• **What is needed**: Collect all lines below with the string "curve".

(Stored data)
begin
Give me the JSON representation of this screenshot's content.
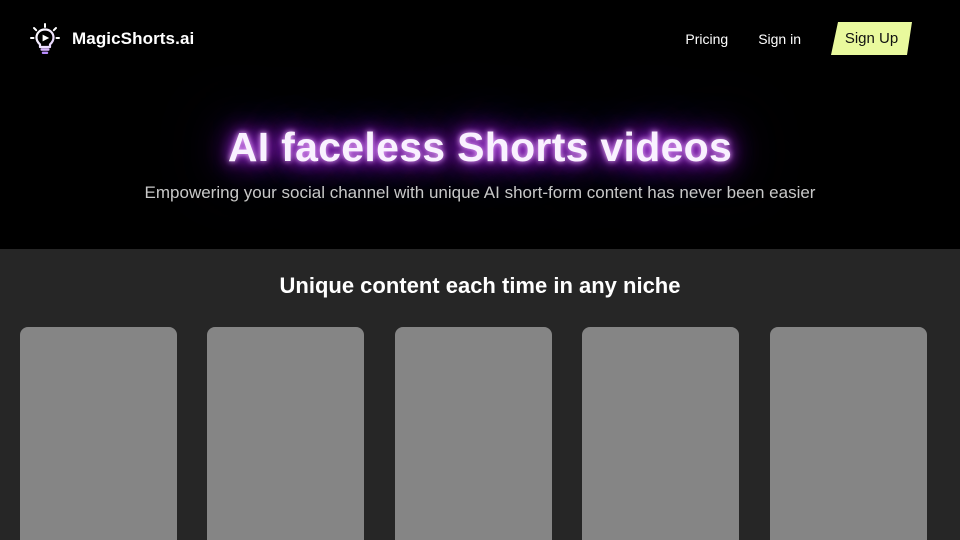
{
  "header": {
    "brand_name": "MagicShorts.ai",
    "logo_icon": "lightbulb-play-icon",
    "nav": {
      "pricing_label": "Pricing",
      "signin_label": "Sign in",
      "signup_label": "Sign Up"
    }
  },
  "hero": {
    "title": "AI faceless Shorts videos",
    "subtitle": "Empowering your social channel with unique AI short-form content has never been easier"
  },
  "gallery": {
    "title": "Unique content each time in any niche",
    "card_count": 5
  },
  "colors": {
    "background": "#000000",
    "section_background": "#262626",
    "card_placeholder": "#858585",
    "signup_button": "#e9f99d",
    "glow": "#b026ff"
  }
}
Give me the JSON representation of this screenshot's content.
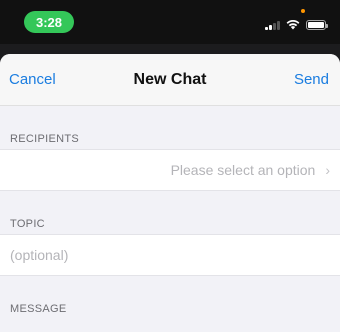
{
  "status_bar": {
    "time": "3:28",
    "time_pill_color": "#34c759",
    "icons": [
      "signal-icon",
      "wifi-icon",
      "battery-icon"
    ]
  },
  "nav": {
    "cancel_label": "Cancel",
    "title": "New Chat",
    "send_label": "Send",
    "accent_color": "#1b7de0"
  },
  "sections": {
    "recipients": {
      "header": "RECIPIENTS",
      "value": "Please select an option",
      "icon": "chevron-right-icon"
    },
    "topic": {
      "header": "TOPIC",
      "placeholder": "(optional)"
    },
    "message": {
      "header": "MESSAGE"
    }
  }
}
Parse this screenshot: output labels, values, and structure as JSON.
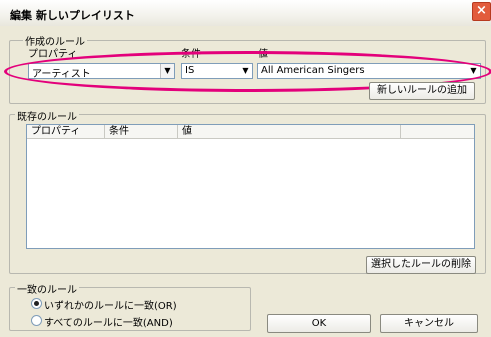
{
  "window": {
    "title": "編集 新しいプレイリスト",
    "close_glyph": "×"
  },
  "create_group": {
    "legend": "作成のルール",
    "property_label": "プロパティ",
    "condition_label": "条件",
    "value_label": "値",
    "property_value": "アーティスト",
    "condition_value": "IS",
    "value_value": "All American Singers",
    "add_button": "新しいルールの追加"
  },
  "existing_group": {
    "legend": "既存のルール",
    "columns": [
      "プロパティ",
      "条件",
      "値"
    ],
    "rows": [],
    "delete_button": "選択したルールの削除"
  },
  "match_group": {
    "legend": "一致のルール",
    "options": [
      "いずれかのルールに一致(OR)",
      "すべてのルールに一致(AND)"
    ],
    "selected_index": 0
  },
  "buttons": {
    "ok": "OK",
    "cancel": "キャンセル"
  },
  "colors": {
    "highlight": "#e3007b",
    "dialog_bg": "#ece9d8",
    "close_bg": "#e25c3c"
  },
  "icons": {
    "dropdown": "▼",
    "close": "×"
  }
}
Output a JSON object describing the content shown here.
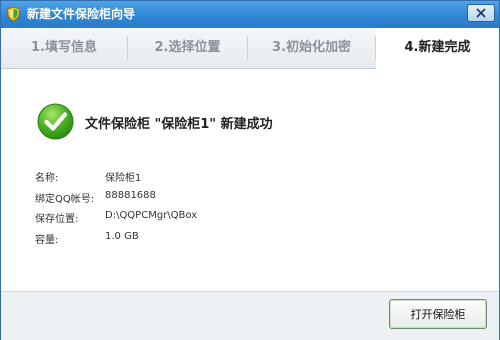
{
  "window": {
    "title": "新建文件保险柜向导"
  },
  "steps": [
    {
      "label": "1.填写信息"
    },
    {
      "label": "2.选择位置"
    },
    {
      "label": "3.初始化加密"
    },
    {
      "label": "4.新建完成"
    }
  ],
  "active_step": 4,
  "result": {
    "message": "文件保险柜 \"保险柜1\" 新建成功",
    "icon": "check-icon"
  },
  "info": [
    {
      "label": "名称:",
      "value": "保险柜1"
    },
    {
      "label": "绑定QQ帐号:",
      "value": "88881688"
    },
    {
      "label": "保存位置:",
      "value": "D:\\QQPCMgr\\QBox"
    },
    {
      "label": "容量:",
      "value": "1.0 GB"
    }
  ],
  "footer": {
    "open_button": "打开保险柜"
  },
  "colors": {
    "titlebar": "#2f86d4",
    "success_green": "#39a51e",
    "active_step_text": "#222222",
    "inactive_step_text": "#8b9299"
  }
}
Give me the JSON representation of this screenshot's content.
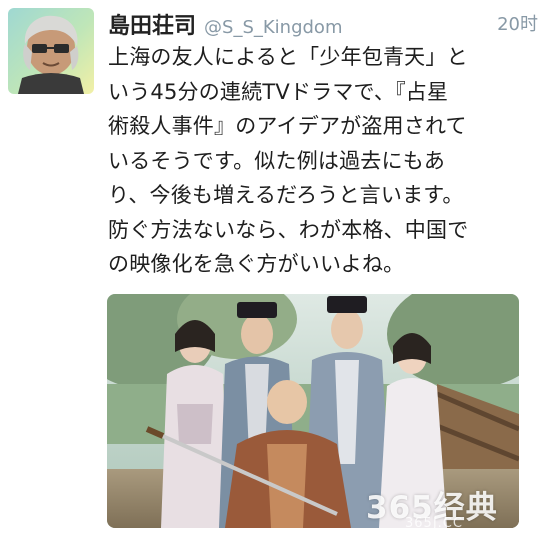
{
  "tweet": {
    "display_name": "島田荘司",
    "handle": "@S_S_Kingdom",
    "timestamp": "20时",
    "text_lines": [
      "上海の友人によると「少年包青天」と",
      "いう45分の連続TVドラマで、『占星",
      "術殺人事件』のアイデアが盗用されて",
      "いるそうです。似た例は過去にもあ",
      "り、今後も増えるだろうと言います。",
      "防ぐ方法ないなら、わが本格、中国で",
      "の映像化を急ぐ方がいいよね。"
    ]
  },
  "avatar_icon": "profile-photo-icon",
  "media_icon": "drama-cast-photo",
  "watermark": {
    "main": "365经典",
    "sub": "365J.CC"
  },
  "colors": {
    "handle_gray": "#8899a6",
    "text": "#1e1e1e",
    "background": "#ffffff"
  }
}
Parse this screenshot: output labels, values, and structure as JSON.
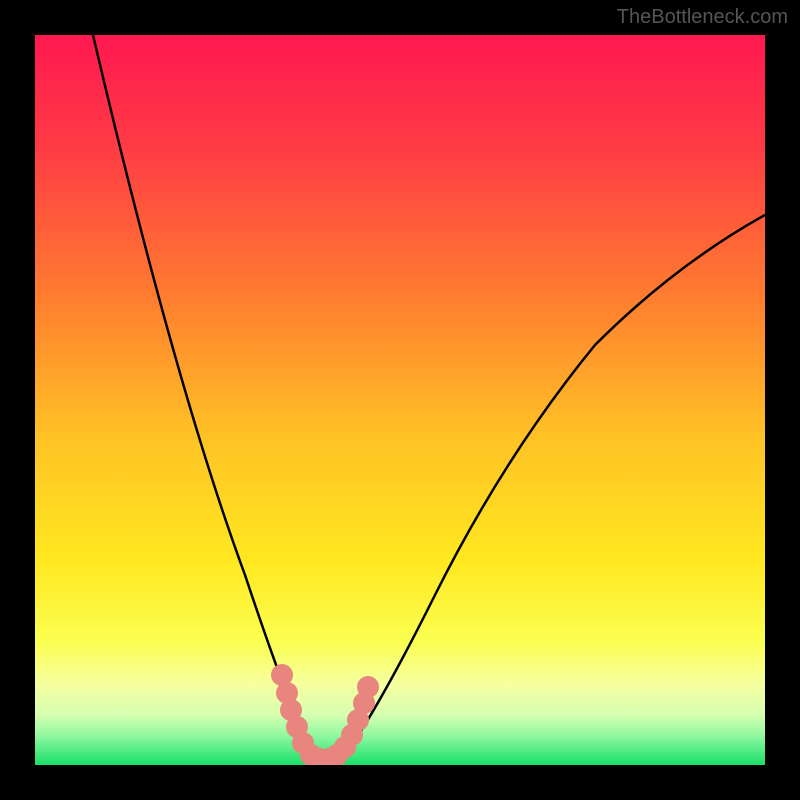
{
  "watermark": "TheBottleneck.com",
  "chart_data": {
    "type": "line",
    "title": "",
    "xlabel": "",
    "ylabel": "",
    "xlim": [
      0,
      100
    ],
    "ylim": [
      0,
      100
    ],
    "curve": {
      "description": "V-shaped bottleneck curve",
      "minimum_x": 38,
      "minimum_y": 0,
      "left_branch": [
        {
          "x": 8,
          "y": 100
        },
        {
          "x": 15,
          "y": 78
        },
        {
          "x": 22,
          "y": 55
        },
        {
          "x": 28,
          "y": 35
        },
        {
          "x": 32,
          "y": 20
        },
        {
          "x": 35,
          "y": 8
        },
        {
          "x": 37,
          "y": 2
        },
        {
          "x": 38,
          "y": 0
        }
      ],
      "right_branch": [
        {
          "x": 38,
          "y": 0
        },
        {
          "x": 42,
          "y": 2
        },
        {
          "x": 46,
          "y": 8
        },
        {
          "x": 52,
          "y": 20
        },
        {
          "x": 60,
          "y": 35
        },
        {
          "x": 70,
          "y": 50
        },
        {
          "x": 82,
          "y": 62
        },
        {
          "x": 100,
          "y": 75
        }
      ]
    },
    "highlighted_points": [
      {
        "x": 33.5,
        "y": 12
      },
      {
        "x": 34.5,
        "y": 8
      },
      {
        "x": 35,
        "y": 5
      },
      {
        "x": 36,
        "y": 2
      },
      {
        "x": 37,
        "y": 1
      },
      {
        "x": 38,
        "y": 0.5
      },
      {
        "x": 39,
        "y": 0.5
      },
      {
        "x": 40,
        "y": 0.5
      },
      {
        "x": 41,
        "y": 1
      },
      {
        "x": 42,
        "y": 2
      },
      {
        "x": 43,
        "y": 4
      },
      {
        "x": 44,
        "y": 7
      },
      {
        "x": 45,
        "y": 10
      }
    ],
    "gradient_colors": {
      "top": "#ff1850",
      "upper_mid": "#ff6830",
      "mid": "#ffd820",
      "lower_mid": "#f8ff60",
      "bottom": "#20e878"
    }
  }
}
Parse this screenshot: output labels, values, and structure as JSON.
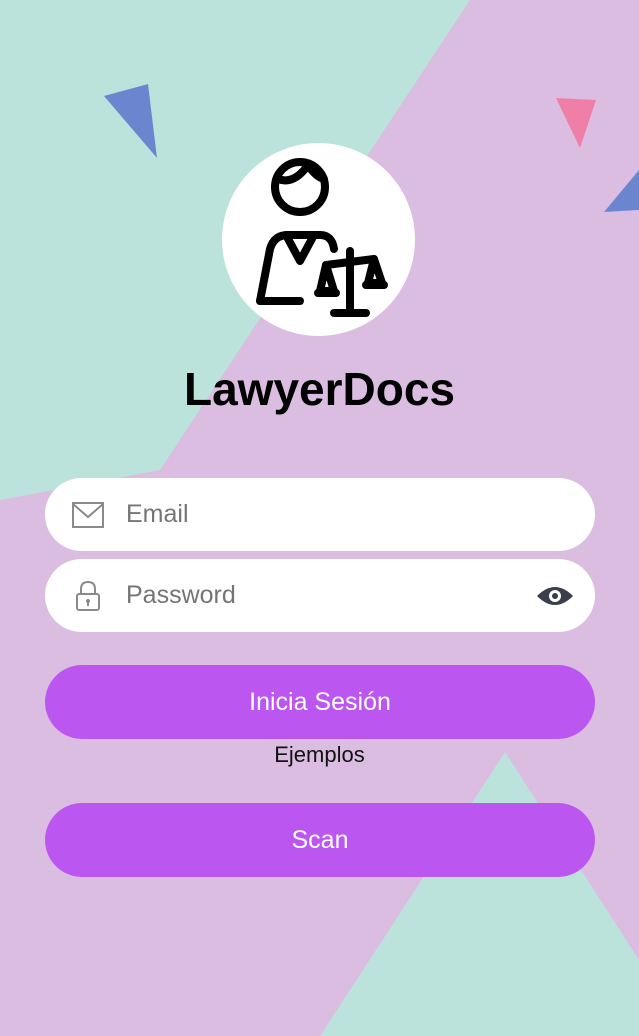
{
  "app": {
    "title": "LawyerDocs"
  },
  "form": {
    "email_placeholder": "Email",
    "password_placeholder": "Password"
  },
  "buttons": {
    "login_label": "Inicia Sesión",
    "scan_label": "Scan"
  },
  "links": {
    "examples_label": "Ejemplos"
  },
  "icons": {
    "logo": "lawyer-with-scales-icon",
    "email": "envelope-icon",
    "password": "lock-icon",
    "visibility": "eye-icon"
  },
  "colors": {
    "accent_button": "#bb56f1",
    "background_mint": "#bce2dc",
    "background_lilac": "#dbbde2",
    "field_background": "#ffffff"
  }
}
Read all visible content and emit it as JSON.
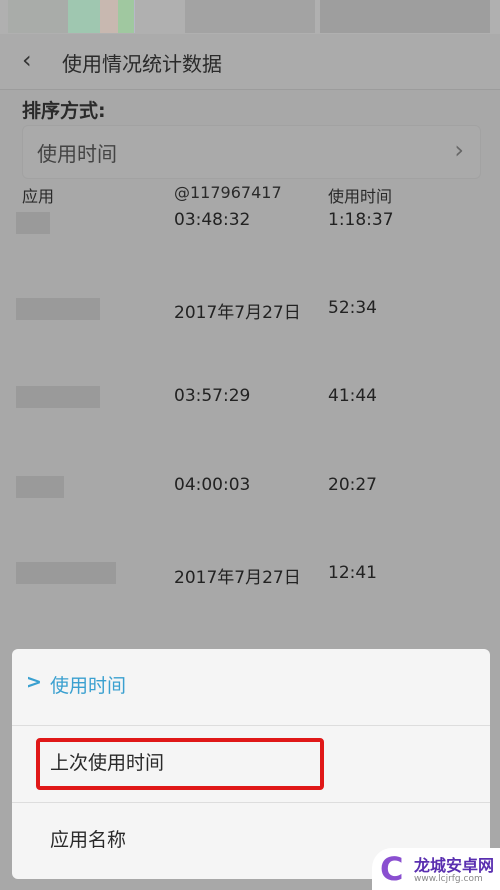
{
  "header": {
    "title": "使用情况统计数据",
    "back_icon": "chevron-left-icon"
  },
  "sort": {
    "label": "排序方式:",
    "value": "使用时间"
  },
  "table": {
    "headers": [
      "应用",
      "@117967417",
      "使用时间"
    ],
    "rows": [
      {
        "col2": "03:48:32",
        "col3": "1:18:37"
      },
      {
        "col2": "2017年7月27日",
        "col3": "52:34"
      },
      {
        "col2": "03:57:29",
        "col3": "41:44"
      },
      {
        "col2": "04:00:03",
        "col3": "20:27"
      },
      {
        "col2": "2017年7月27日",
        "col3": "12:41"
      }
    ]
  },
  "sheet": {
    "options": [
      {
        "label": "使用时间",
        "selected": true
      },
      {
        "label": "上次使用时间",
        "highlighted": true
      },
      {
        "label": "应用名称"
      }
    ]
  },
  "colors": {
    "accent": "#3aa0d0",
    "highlight": "#e01818"
  },
  "watermark": {
    "name": "龙城安卓网",
    "url": "www.lcjrfg.com"
  }
}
end
• **Solved problem**:
    "curve": {
      "description": "V-shaped bottleneck curve",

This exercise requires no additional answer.